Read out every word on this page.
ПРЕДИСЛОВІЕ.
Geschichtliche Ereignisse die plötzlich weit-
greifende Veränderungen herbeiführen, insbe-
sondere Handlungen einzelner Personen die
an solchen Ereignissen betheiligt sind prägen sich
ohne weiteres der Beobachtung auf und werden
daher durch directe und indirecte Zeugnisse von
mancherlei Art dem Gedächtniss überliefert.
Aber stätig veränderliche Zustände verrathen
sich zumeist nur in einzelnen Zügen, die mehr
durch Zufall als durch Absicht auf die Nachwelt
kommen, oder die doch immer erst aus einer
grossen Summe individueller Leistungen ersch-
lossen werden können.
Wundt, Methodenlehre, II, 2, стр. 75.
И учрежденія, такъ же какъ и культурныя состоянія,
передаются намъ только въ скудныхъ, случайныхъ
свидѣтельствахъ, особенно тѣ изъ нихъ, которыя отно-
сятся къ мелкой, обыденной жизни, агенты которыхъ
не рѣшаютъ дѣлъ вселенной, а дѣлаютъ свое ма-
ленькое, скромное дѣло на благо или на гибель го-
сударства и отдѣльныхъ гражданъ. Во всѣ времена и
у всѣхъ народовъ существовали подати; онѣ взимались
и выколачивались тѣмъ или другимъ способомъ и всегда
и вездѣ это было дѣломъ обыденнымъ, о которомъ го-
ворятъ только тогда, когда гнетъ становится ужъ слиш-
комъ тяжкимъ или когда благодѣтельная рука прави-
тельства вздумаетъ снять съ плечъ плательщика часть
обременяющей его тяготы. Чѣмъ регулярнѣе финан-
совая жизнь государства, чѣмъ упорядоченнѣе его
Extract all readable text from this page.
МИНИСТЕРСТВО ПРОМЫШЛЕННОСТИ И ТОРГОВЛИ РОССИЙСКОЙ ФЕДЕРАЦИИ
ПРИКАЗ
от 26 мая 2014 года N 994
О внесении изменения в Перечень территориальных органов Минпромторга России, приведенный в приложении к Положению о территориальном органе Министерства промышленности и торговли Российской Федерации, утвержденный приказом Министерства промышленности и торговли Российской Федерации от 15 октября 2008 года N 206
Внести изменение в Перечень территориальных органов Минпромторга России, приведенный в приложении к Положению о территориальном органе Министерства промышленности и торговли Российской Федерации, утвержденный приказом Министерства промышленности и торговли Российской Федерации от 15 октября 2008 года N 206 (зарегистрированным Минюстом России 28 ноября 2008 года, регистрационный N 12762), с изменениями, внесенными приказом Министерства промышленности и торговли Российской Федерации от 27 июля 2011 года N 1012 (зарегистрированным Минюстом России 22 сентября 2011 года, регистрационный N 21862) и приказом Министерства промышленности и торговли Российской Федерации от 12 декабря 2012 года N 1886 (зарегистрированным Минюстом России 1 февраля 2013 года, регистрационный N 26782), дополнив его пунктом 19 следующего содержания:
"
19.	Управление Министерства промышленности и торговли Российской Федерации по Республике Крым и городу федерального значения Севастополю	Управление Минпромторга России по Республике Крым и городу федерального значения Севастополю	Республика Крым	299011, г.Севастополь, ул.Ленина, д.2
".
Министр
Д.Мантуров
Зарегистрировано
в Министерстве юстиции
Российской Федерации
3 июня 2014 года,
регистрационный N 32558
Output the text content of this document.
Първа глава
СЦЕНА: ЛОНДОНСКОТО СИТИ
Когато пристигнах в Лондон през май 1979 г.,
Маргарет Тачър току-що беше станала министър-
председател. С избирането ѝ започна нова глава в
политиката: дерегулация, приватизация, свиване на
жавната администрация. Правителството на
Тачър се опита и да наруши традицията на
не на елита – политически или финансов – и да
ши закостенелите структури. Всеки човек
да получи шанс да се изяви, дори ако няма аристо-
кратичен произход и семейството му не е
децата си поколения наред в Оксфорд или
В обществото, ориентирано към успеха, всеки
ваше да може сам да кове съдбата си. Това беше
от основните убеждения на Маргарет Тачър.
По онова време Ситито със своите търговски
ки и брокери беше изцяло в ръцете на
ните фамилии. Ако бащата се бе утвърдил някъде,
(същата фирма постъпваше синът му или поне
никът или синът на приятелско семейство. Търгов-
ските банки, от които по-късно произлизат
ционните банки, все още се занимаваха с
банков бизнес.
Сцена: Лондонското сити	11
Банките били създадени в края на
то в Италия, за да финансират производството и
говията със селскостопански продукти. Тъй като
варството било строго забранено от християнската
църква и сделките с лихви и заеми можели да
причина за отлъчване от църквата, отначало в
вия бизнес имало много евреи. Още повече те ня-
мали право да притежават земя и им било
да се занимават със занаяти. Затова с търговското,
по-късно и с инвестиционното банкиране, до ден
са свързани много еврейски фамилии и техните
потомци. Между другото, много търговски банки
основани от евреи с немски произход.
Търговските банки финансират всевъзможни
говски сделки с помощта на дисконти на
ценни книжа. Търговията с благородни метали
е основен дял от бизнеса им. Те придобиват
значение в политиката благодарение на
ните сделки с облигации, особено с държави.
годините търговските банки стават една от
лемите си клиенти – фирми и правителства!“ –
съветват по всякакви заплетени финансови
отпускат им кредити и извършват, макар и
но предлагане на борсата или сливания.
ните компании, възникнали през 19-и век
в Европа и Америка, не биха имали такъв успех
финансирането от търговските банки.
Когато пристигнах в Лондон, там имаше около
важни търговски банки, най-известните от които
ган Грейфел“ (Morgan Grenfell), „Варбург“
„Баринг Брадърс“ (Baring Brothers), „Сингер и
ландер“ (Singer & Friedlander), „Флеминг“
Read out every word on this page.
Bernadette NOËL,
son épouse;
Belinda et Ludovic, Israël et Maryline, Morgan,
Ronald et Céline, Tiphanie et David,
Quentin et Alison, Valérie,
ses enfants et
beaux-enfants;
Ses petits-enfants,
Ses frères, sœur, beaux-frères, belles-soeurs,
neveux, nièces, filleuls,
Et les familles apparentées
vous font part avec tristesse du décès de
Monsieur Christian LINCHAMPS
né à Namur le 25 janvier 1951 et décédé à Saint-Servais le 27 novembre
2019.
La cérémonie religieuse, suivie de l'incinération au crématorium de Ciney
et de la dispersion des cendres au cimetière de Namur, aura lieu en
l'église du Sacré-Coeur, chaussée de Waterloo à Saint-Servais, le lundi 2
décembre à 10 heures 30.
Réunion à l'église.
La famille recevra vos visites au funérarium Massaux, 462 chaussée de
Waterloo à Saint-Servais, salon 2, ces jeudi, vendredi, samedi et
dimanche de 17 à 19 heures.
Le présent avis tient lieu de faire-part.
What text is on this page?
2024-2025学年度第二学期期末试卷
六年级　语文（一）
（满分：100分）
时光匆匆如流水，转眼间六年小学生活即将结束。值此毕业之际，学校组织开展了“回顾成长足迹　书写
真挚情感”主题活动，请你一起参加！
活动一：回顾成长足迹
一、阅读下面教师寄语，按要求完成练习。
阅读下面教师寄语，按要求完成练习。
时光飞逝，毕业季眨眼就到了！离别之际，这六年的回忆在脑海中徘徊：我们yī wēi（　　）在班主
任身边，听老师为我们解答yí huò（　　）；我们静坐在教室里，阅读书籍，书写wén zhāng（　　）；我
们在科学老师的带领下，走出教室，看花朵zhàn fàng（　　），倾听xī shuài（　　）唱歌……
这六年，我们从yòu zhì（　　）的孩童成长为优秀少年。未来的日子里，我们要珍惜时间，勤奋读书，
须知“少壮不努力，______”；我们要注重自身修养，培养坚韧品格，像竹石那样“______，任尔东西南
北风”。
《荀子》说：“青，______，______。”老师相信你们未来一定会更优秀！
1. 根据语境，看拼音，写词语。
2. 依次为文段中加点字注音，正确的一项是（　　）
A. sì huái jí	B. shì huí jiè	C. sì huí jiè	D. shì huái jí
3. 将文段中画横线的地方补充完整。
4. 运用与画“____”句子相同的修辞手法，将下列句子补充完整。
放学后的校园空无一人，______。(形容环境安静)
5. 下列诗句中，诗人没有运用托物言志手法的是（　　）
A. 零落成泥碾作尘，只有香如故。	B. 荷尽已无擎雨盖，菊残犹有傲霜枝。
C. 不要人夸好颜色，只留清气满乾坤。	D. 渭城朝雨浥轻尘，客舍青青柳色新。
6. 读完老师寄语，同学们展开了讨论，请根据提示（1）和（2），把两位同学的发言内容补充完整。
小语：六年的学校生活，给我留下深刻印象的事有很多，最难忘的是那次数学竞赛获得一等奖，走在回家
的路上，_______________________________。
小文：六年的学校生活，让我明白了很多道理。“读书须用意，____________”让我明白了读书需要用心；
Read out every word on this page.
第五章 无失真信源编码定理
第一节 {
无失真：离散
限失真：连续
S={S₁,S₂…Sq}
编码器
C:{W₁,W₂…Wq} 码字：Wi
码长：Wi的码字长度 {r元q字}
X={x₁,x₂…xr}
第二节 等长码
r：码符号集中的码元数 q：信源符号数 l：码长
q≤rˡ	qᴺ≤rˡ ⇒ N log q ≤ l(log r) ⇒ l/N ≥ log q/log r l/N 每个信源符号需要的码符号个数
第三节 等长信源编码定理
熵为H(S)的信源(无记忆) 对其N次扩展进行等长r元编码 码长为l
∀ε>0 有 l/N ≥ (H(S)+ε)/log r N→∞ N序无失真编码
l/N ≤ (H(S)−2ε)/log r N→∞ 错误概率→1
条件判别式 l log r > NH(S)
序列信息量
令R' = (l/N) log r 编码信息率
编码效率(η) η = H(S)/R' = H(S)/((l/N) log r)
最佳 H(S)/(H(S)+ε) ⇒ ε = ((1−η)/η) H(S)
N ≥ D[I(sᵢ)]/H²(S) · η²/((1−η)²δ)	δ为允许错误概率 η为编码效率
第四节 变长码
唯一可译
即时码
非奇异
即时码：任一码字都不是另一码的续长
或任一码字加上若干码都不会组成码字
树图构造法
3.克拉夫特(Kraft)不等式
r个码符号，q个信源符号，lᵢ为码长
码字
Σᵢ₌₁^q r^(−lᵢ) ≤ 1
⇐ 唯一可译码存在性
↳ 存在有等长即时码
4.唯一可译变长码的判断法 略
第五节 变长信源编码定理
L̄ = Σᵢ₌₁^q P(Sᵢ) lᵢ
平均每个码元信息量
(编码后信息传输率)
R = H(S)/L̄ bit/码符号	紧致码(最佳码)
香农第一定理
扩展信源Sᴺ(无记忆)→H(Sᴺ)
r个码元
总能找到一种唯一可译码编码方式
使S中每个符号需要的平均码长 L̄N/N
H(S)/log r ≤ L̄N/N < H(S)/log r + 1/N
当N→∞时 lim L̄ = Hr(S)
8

**Short problem:**
Find every line holding the word "werden"; give their count and nothing else.

**Response:**
2